DATA SUPPLIED:
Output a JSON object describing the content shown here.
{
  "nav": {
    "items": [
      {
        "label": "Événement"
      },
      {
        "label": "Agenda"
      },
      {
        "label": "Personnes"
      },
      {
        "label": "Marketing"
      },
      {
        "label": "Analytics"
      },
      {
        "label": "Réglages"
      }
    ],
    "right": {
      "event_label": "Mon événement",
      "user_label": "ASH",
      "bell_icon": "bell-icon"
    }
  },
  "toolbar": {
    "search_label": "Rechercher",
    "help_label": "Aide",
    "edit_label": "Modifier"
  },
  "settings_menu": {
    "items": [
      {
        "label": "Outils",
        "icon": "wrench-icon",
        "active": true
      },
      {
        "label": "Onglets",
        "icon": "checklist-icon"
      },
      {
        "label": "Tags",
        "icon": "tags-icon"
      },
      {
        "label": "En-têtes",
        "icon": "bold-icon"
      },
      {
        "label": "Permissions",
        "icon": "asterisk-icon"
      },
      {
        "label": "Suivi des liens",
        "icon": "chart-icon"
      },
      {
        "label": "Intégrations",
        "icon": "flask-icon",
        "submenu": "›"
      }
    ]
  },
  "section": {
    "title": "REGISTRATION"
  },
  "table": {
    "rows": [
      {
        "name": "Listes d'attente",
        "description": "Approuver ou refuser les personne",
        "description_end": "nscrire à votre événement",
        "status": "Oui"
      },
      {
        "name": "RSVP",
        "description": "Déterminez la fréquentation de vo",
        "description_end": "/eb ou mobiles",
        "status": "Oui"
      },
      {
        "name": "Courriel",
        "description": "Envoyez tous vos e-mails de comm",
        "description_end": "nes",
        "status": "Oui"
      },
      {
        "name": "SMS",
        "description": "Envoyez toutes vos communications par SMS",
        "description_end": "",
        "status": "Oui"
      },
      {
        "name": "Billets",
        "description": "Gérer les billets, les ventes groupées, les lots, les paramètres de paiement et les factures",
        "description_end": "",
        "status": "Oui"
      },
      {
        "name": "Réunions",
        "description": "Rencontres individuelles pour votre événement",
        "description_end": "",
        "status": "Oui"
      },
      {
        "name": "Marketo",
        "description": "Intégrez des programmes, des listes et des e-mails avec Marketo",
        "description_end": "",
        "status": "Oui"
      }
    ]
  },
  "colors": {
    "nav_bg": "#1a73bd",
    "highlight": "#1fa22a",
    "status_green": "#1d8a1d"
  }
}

---

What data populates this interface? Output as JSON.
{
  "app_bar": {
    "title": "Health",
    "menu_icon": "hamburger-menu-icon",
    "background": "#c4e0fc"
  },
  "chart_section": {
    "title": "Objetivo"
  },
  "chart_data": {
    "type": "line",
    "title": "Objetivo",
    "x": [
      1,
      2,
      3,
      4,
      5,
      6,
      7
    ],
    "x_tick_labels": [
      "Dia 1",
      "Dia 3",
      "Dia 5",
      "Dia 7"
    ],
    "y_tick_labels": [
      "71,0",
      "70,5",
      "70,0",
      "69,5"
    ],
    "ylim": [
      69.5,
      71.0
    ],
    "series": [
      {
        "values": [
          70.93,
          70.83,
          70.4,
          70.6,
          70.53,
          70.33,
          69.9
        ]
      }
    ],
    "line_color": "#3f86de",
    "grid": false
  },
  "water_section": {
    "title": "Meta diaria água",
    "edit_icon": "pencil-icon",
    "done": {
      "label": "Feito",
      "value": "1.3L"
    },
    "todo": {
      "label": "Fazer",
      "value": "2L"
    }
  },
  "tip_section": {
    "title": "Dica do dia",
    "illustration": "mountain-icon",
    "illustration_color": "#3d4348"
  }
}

INSTRUCTIONS TO FOLLOW: What is the number of lines above that contain the string "Envoyez"? Answer with the number alone.

FINAL ANSWER: 2